Please give the entries again in full and exactly, without any picture.
>>>>
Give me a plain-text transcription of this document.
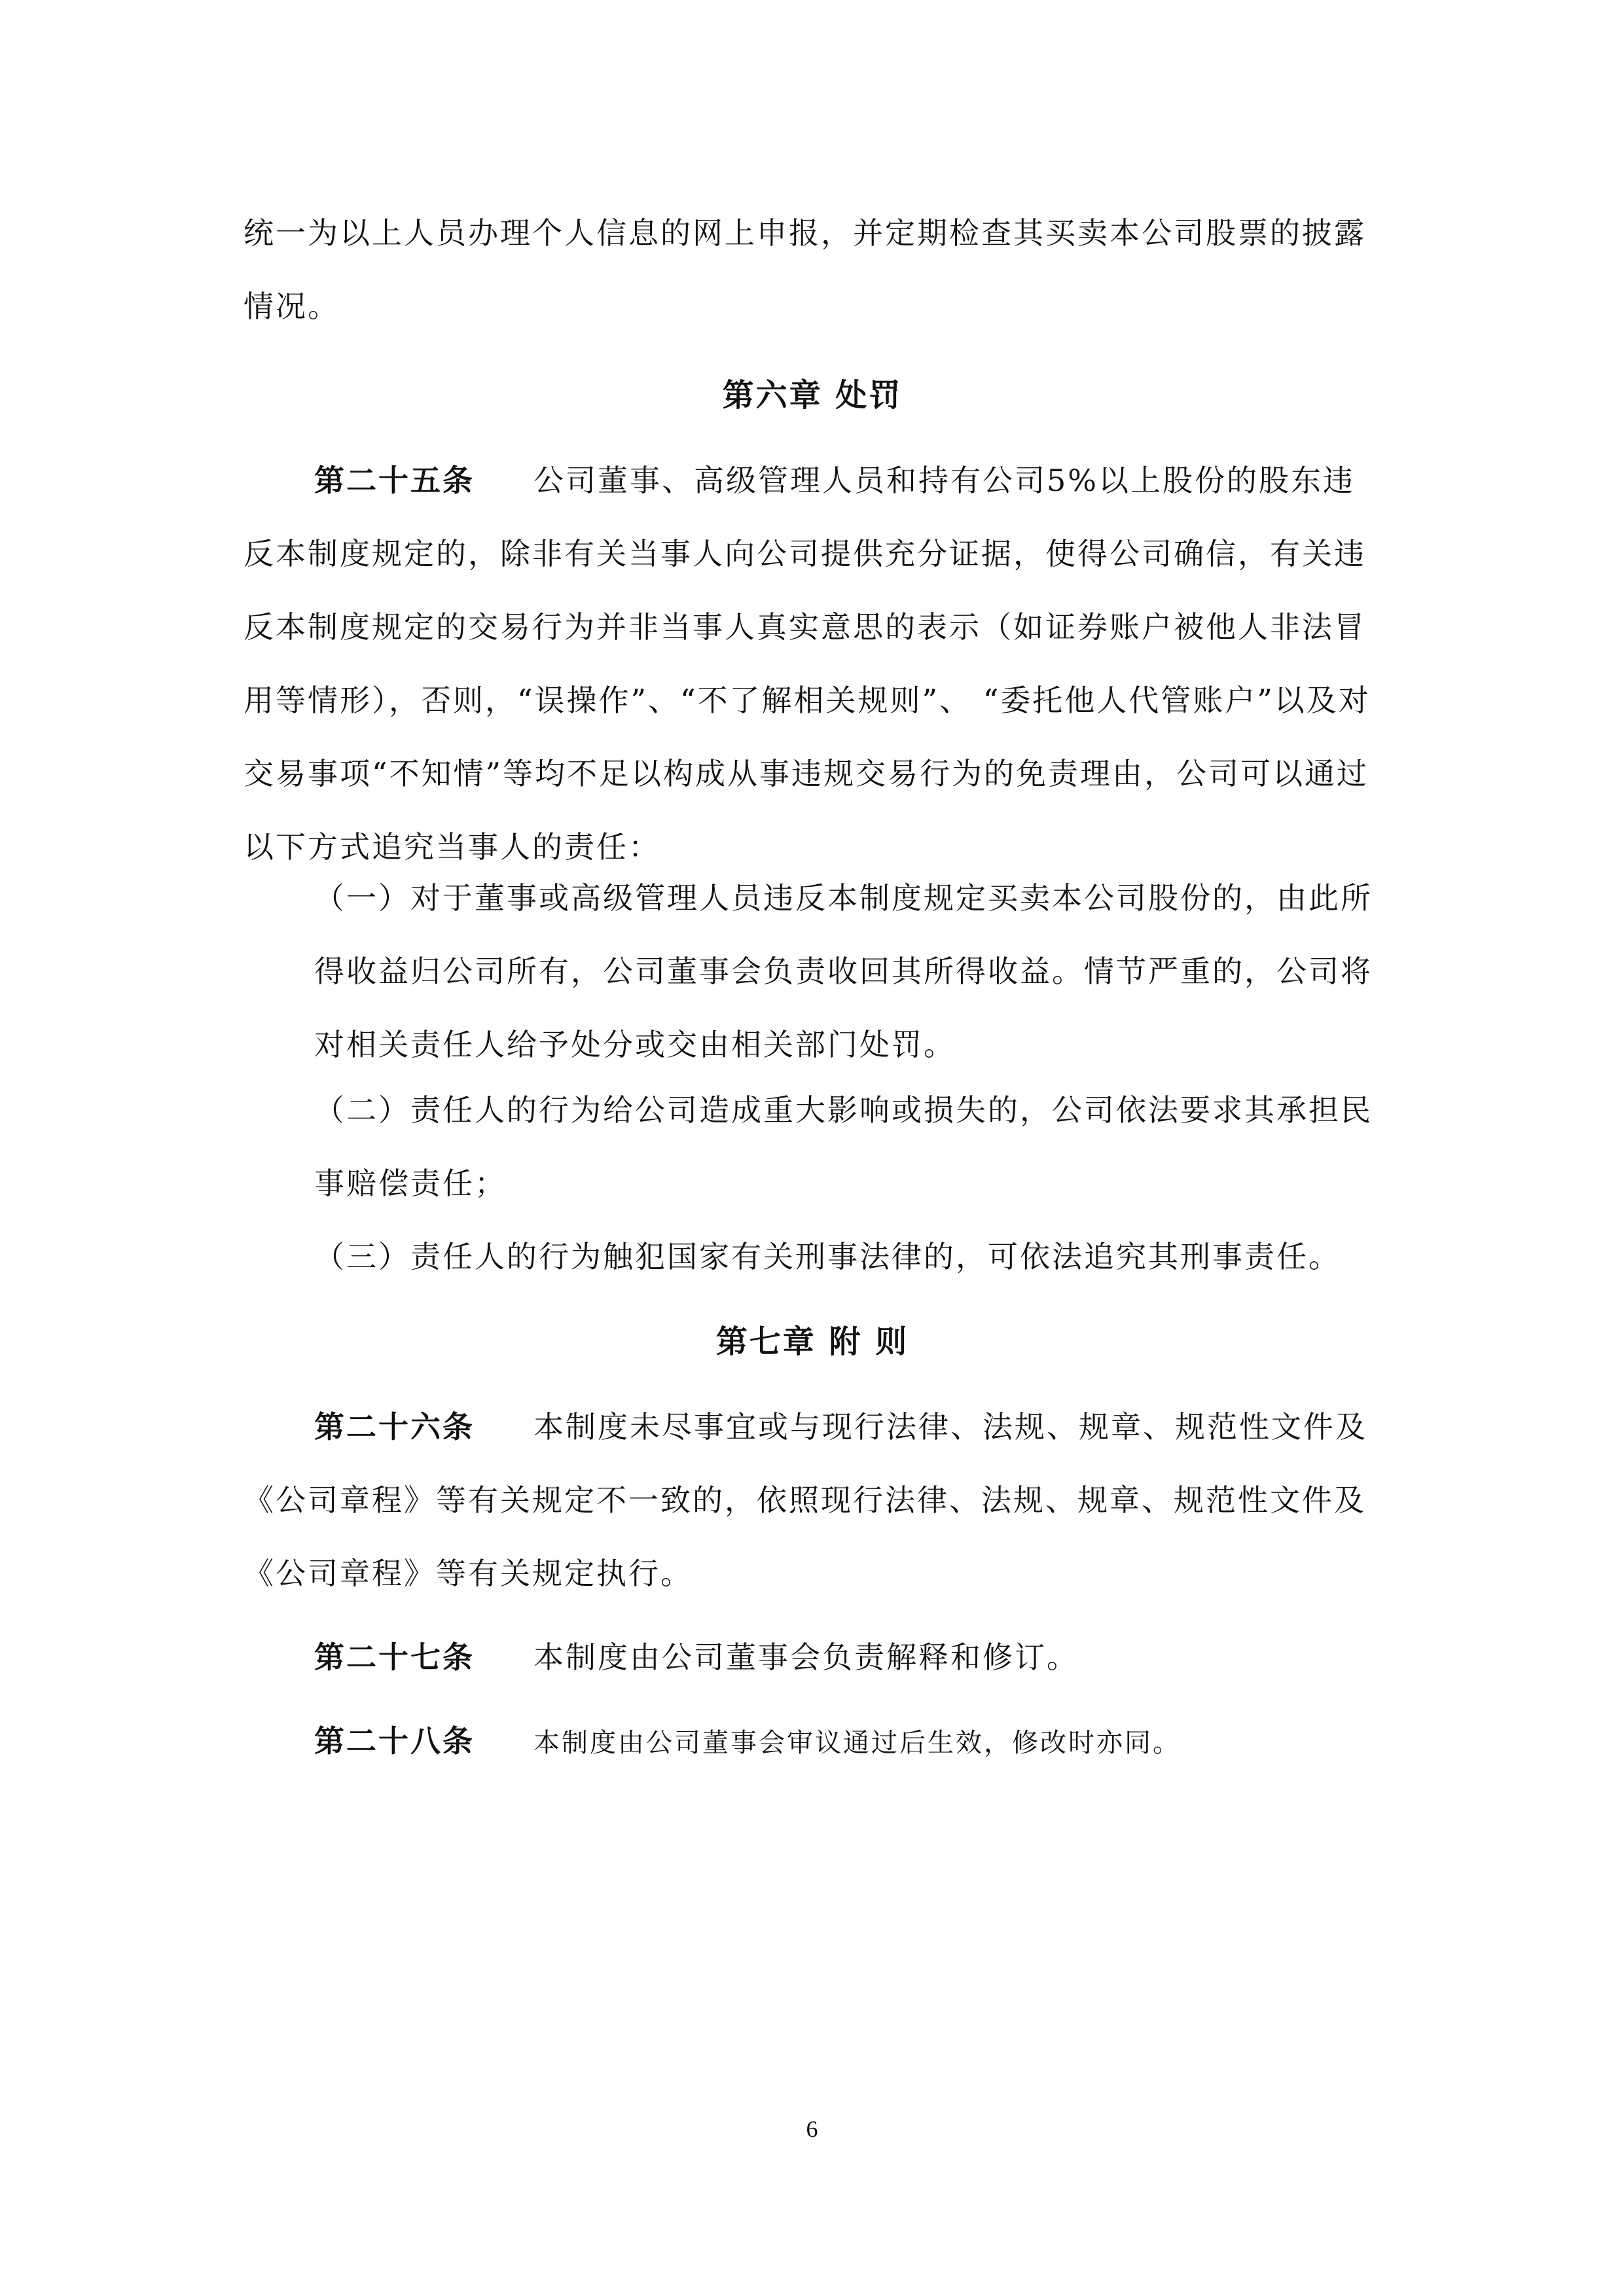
统一为以上人员办理个人信息的网上申报，并定期检查其买卖本公司股票的披露情况。

第六章 处罚

第二十五条 公司董事、高级管理人员和持有公司5%以上股份的股东违反本制度规定的，除非有关当事人向公司提供充分证据，使得公司确信，有关违反本制度规定的交易行为并非当事人真实意思的表示（如证券账户被他人非法冒用等情形），否则，“误操作”、“不了解相关规则”、 “委托他人代管账户”以及对交易事项“不知情”等均不足以构成从事违规交易行为的免责理由，公司可以通过以下方式追究当事人的责任：

（一）对于董事或高级管理人员违反本制度规定买卖本公司股份的，由此所得收益归公司所有，公司董事会负责收回其所得收益。情节严重的，公司将对相关责任人给予处分或交由相关部门处罚。

（二）责任人的行为给公司造成重大影响或损失的，公司依法要求其承担民事赔偿责任；

（三）责任人的行为触犯国家有关刑事法律的，可依法追究其刑事责任。

第七章 附 则

第二十六条 本制度未尽事宜或与现行法律、法规、规章、规范性文件及《公司章程》等有关规定不一致的，依照现行法律、法规、规章、规范性文件及《公司章程》等有关规定执行。

第二十七条 本制度由公司董事会负责解释和修订。

第二十八条 本制度由公司董事会审议通过后生效，修改时亦同。

6
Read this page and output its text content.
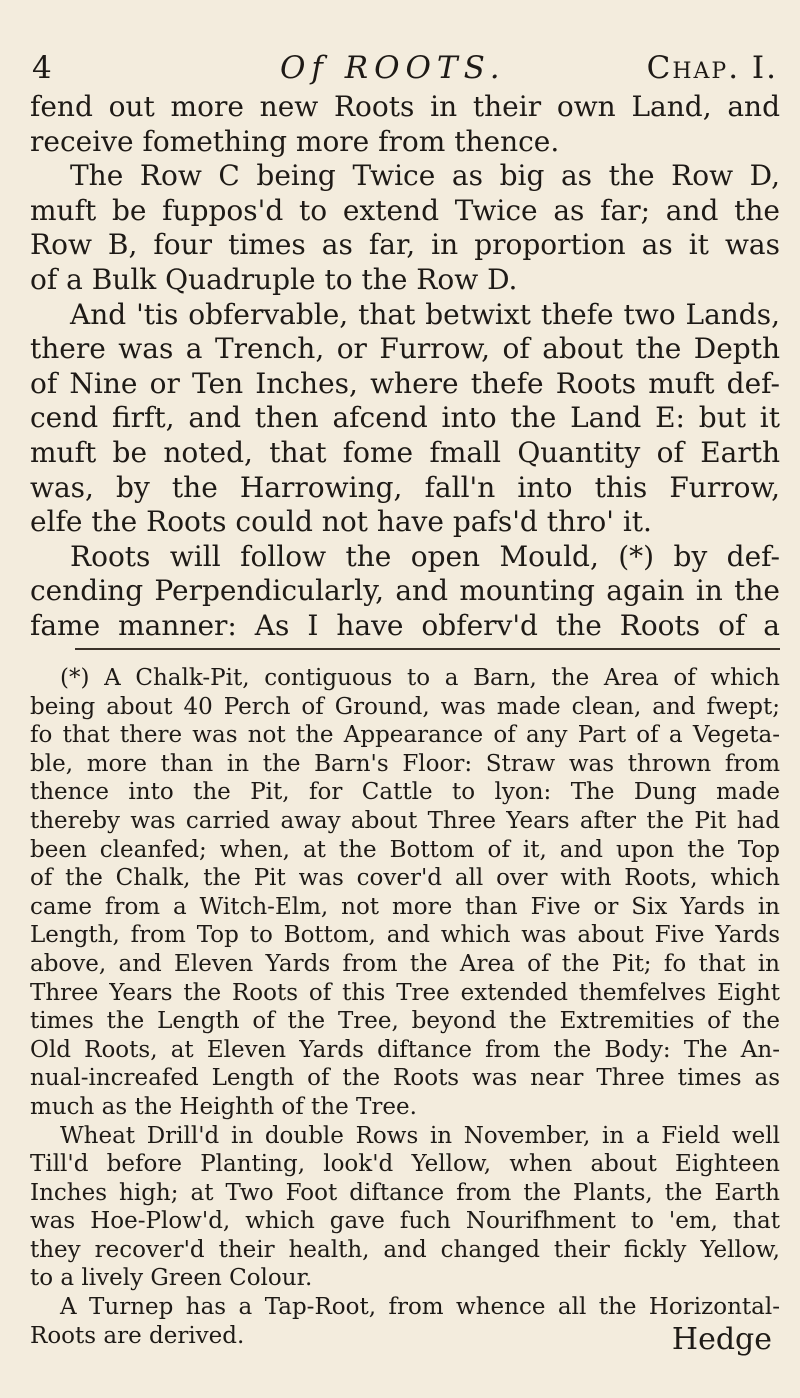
4	Of ROOTS.	Chap. I.
fend out more new Roots in their own Land, and
receive fomething more from thence.
The Row C being Twice as big as the Row D,
muft be fuppos'd to extend Twice as far; and the
Row B, four times as far, in proportion as it was
of a Bulk Quadruple to the Row D.
And 'tis obfervable, that betwixt thefe two Lands,
there was a Trench, or Furrow, of about the Depth
of Nine or Ten Inches, where thefe Roots muft def-
cend firft, and then afcend into the Land E: but it
muft be noted, that fome fmall Quantity of Earth
was, by the Harrowing, fall'n into this Furrow,
elfe the Roots could not have pafs'd thro' it.
Roots will follow the open Mould, (*) by def-
cending Perpendicularly, and mounting again in the
fame manner: As I have obferv'd the Roots of a
(*) A Chalk-Pit, contiguous to a Barn, the Area of which
being about 40 Perch of Ground, was made clean, and fwept;
fo that there was not the Appearance of any Part of a Vegeta-
ble, more than in the Barn's Floor: Straw was thrown from
thence into the Pit, for Cattle to lyon: The Dung made
thereby was carried away about Three Years after the Pit had
been cleanfed; when, at the Bottom of it, and upon the Top
of the Chalk, the Pit was cover'd all over with Roots, which
came from a Witch-Elm, not more than Five or Six Yards in
Length, from Top to Bottom, and which was about Five Yards
above, and Eleven Yards from the Area of the Pit; fo that in
Three Years the Roots of this Tree extended themfelves Eight
times the Length of the Tree, beyond the Extremities of the
Old Roots, at Eleven Yards diftance from the Body: The An-
nual-increafed Length of the Roots was near Three times as
much as the Heighth of the Tree.
Wheat Drill'd in double Rows in November, in a Field well
Till'd before Planting, look'd Yellow, when about Eighteen
Inches high; at Two Foot diftance from the Plants, the Earth
was Hoe-Plow'd, which gave fuch Nourifhment to 'em, that
they recover'd their health, and changed their fickly Yellow,
to a lively Green Colour.
A Turnep has a Tap-Root, from whence all the Horizontal-
Roots are derived.	Hedge
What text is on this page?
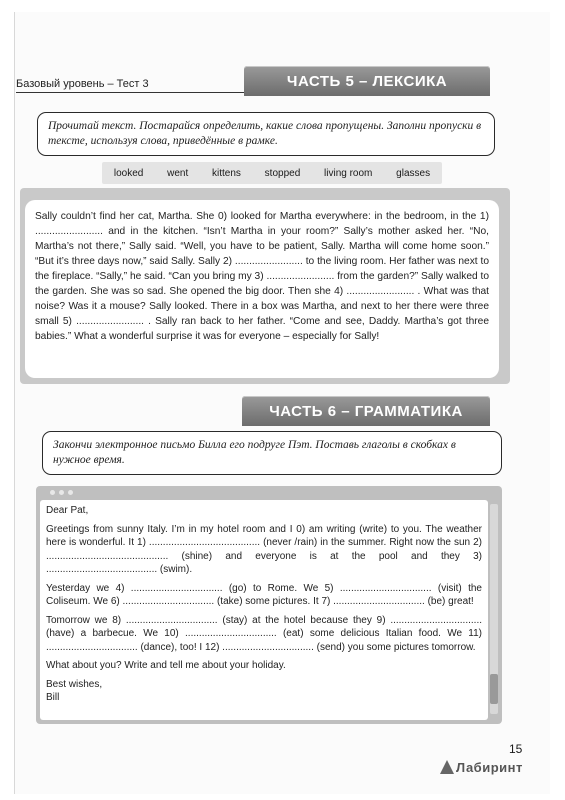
Базовый уровень – Тест 3	ЧАСТЬ 5 – ЛЕКСИКА
Прочитай текст. Постарайся определить, какие слова пропущены. Заполни пропуски в тексте, используя слова, приведённые в рамке.
looked went kittens stopped living room glasses
Sally couldn’t find her cat, Martha. She 0) looked for Martha everywhere: in the bedroom, in the 1) ........................ and in the kitchen. “Isn’t Martha in your room?” Sally’s mother asked her. “No, Martha’s not there,” Sally said. “Well, you have to be patient, Sally. Martha will come home soon.” “But it’s three days now,” said Sally. Sally 2) ........................ to the living room. Her father was next to the fireplace. “Sally,” he said. “Can you bring my 3) ........................ from the garden?” Sally walked to the garden. She was so sad. She opened the big door. Then she 4) ........................ . What was that noise? Was it a mouse? Sally looked. There in a box was Martha, and next to her there were three small 5) ........................ . Sally ran back to her father. “Come and see, Daddy. Martha’s got three babies.” What a wonderful surprise it was for everyone – especially for Sally!
ЧАСТЬ 6 – ГРАММАТИКА
Закончи электронное письмо Билла его подруге Пэт. Поставь глаголы в скобках в нужное время.

Dear Pat,

Greetings from sunny Italy. I’m in my hotel room and I 0) am writing (write) to you. The weather here is wonderful. It 1) ........................................ (never /rain) in the summer. Right now the sun 2) ............................................ (shine) and everyone is at the pool and they 3) ........................................ (swim).

Yesterday we 4) ................................. (go) to Rome. We 5) ................................. (visit) the Coliseum. We 6) ................................. (take) some pictures. It 7) ................................. (be) great!

Tomorrow we 8) ................................. (stay) at the hotel because they 9) ................................. (have) a barbecue. We 10) ................................. (eat) some delicious Italian food. We 11) ................................. (dance), too! I 12) ................................. (send) you some pictures tomorrow.

What about you? Write and tell me about your holiday.

Best wishes,
Bill
15
Лабиринт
<<<<
### Expected output
Give me a plain-text transcription of this document.
统一为以上人员办理个人信息的网上申报，并定期检查其买卖本公司股票的披露情况。

第六章 处罚

第二十五条 公司董事、高级管理人员和持有公司5%以上股份的股东违反本制度规定的，除非有关当事人向公司提供充分证据，使得公司确信，有关违反本制度规定的交易行为并非当事人真实意思的表示（如证券账户被他人非法冒用等情形），否则，“误操作”、“不了解相关规则”、 “委托他人代管账户”以及对交易事项“不知情”等均不足以构成从事违规交易行为的免责理由，公司可以通过以下方式追究当事人的责任：

（一）对于董事或高级管理人员违反本制度规定买卖本公司股份的，由此所得收益归公司所有，公司董事会负责收回其所得收益。情节严重的，公司将对相关责任人给予处分或交由相关部门处罚。

（二）责任人的行为给公司造成重大影响或损失的，公司依法要求其承担民事赔偿责任；

（三）责任人的行为触犯国家有关刑事法律的，可依法追究其刑事责任。

第七章 附 则

第二十六条 本制度未尽事宜或与现行法律、法规、规章、规范性文件及《公司章程》等有关规定不一致的，依照现行法律、法规、规章、规范性文件及《公司章程》等有关规定执行。

第二十七条 本制度由公司董事会负责解释和修订。

第二十八条 本制度由公司董事会审议通过后生效，修改时亦同。

6
Read this page and output its text content.
4	Of ROOTS.	Chap. I.
fend out more new Roots in their own Land, and
receive fomething more from thence.
The Row C being Twice as big as the Row D,
muft be fuppos'd to extend Twice as far; and the
Row B, four times as far, in proportion as it was
of a Bulk Quadruple to the Row D.
And 'tis obfervable, that betwixt thefe two Lands,
there was a Trench, or Furrow, of about the Depth
of Nine or Ten Inches, where thefe Roots muft def-
cend firft, and then afcend into the Land E: but it
muft be noted, that fome fmall Quantity of Earth
was, by the Harrowing, fall'n into this Furrow,
elfe the Roots could not have pafs'd thro' it.
Roots will follow the open Mould, (*) by def-
cending Perpendicularly, and mounting again in the
fame manner: As I have obferv'd the Roots of a
(*) A Chalk-Pit, contiguous to a Barn, the Area of which
being about 40 Perch of Ground, was made clean, and fwept;
fo that there was not the Appearance of any Part of a Vegeta-
ble, more than in the Barn's Floor: Straw was thrown from
thence into the Pit, for Cattle to lyon: The Dung made
thereby was carried away about Three Years after the Pit had
been cleanfed; when, at the Bottom of it, and upon the Top
of the Chalk, the Pit was cover'd all over with Roots, which
came from a Witch-Elm, not more than Five or Six Yards in
Length, from Top to Bottom, and which was about Five Yards
above, and Eleven Yards from the Area of the Pit; fo that in
Three Years the Roots of this Tree extended themfelves Eight
times the Length of the Tree, beyond the Extremities of the
Old Roots, at Eleven Yards diftance from the Body: The An-
nual-increafed Length of the Roots was near Three times as
much as the Heighth of the Tree.
Wheat Drill'd in double Rows in November, in a Field well
Till'd before Planting, look'd Yellow, when about Eighteen
Inches high; at Two Foot diftance from the Plants, the Earth
was Hoe-Plow'd, which gave fuch Nourifhment to 'em, that
they recover'd their health, and changed their fickly Yellow,
to a lively Green Colour.
A Turnep has a Tap-Root, from whence all the Horizontal-
Roots are derived.	Hedge
What text is on this page?
Базовый уровень – Тест 3	ЧАСТЬ 5 – ЛЕКСИКА
Прочитай текст. Постарайся определить, какие слова пропущены. Заполни пропуски в тексте, используя слова, приведённые в рамке.
looked went kittens stopped living room glasses
Sally couldn’t find her cat, Martha. She 0) looked for Martha everywhere: in the bedroom, in the 1) ........................ and in the kitchen. “Isn’t Martha in your room?” Sally’s mother asked her. “No, Martha’s not there,” Sally said. “Well, you have to be patient, Sally. Martha will come home soon.” “But it’s three days now,” said Sally. Sally 2) ........................ to the living room. Her father was next to the fireplace. “Sally,” he said. “Can you bring my 3) ........................ from the garden?” Sally walked to the garden. She was so sad. She opened the big door. Then she 4) ........................ . What was that noise? Was it a mouse? Sally looked. There in a box was Martha, and next to her there were three small 5) ........................ . Sally ran back to her father. “Come and see, Daddy. Martha’s got three babies.” What a wonderful surprise it was for everyone – especially for Sally!
ЧАСТЬ 6 – ГРАММАТИКА
Закончи электронное письмо Билла его подруге Пэт. Поставь глаголы в скобках в нужное время.

Dear Pat,

Greetings from sunny Italy. I’m in my hotel room and I 0) am writing (write) to you. The weather here is wonderful. It 1) ........................................ (never /rain) in the summer. Right now the sun 2) ............................................ (shine) and everyone is at the pool and they 3) ........................................ (swim).

Yesterday we 4) ................................. (go) to Rome. We 5) ................................. (visit) the Coliseum. We 6) ................................. (take) some pictures. It 7) ................................. (be) great!

Tomorrow we 8) ................................. (stay) at the hotel because they 9) ................................. (have) a barbecue. We 10) ................................. (eat) some delicious Italian food. We 11) ................................. (dance), too! I 12) ................................. (send) you some pictures tomorrow.

What about you? Write and tell me about your holiday.

Best wishes,
Bill
15
Лабиринт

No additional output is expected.